A block of data:
——

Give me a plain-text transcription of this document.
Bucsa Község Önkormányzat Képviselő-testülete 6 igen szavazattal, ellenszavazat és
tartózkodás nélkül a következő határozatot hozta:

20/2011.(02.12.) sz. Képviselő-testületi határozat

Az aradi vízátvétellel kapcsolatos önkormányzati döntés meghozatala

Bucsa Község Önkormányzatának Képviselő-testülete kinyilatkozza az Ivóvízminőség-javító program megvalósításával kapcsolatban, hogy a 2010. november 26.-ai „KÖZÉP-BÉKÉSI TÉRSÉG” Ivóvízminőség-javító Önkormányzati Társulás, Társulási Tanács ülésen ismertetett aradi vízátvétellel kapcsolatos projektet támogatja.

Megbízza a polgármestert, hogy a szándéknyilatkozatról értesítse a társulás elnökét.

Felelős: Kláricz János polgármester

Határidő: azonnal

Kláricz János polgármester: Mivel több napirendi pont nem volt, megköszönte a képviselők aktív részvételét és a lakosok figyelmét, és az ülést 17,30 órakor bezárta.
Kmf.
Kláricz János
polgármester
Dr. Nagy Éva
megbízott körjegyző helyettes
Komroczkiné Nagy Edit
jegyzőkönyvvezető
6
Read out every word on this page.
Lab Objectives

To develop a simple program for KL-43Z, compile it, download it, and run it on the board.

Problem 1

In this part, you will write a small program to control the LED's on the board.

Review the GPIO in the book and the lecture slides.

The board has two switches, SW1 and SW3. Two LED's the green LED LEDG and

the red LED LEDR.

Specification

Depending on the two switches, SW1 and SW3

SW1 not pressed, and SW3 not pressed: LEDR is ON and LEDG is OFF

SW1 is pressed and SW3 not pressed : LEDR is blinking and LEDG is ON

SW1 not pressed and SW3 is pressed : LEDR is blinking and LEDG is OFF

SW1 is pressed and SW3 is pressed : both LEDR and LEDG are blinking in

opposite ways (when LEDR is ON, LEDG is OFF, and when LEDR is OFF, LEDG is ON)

——

The request >> Go over the data above and copy every line that has the word "Kláricz" in it.

Response below >>
Felelős: Kláricz János polgármester
Kláricz János polgármester: Mivel több napirendi pont nem volt, megköszönte a képviselők aktív részvételét és a lakosok figyelmét, és az ülést 17,30 órakor bezárta.
Kláricz János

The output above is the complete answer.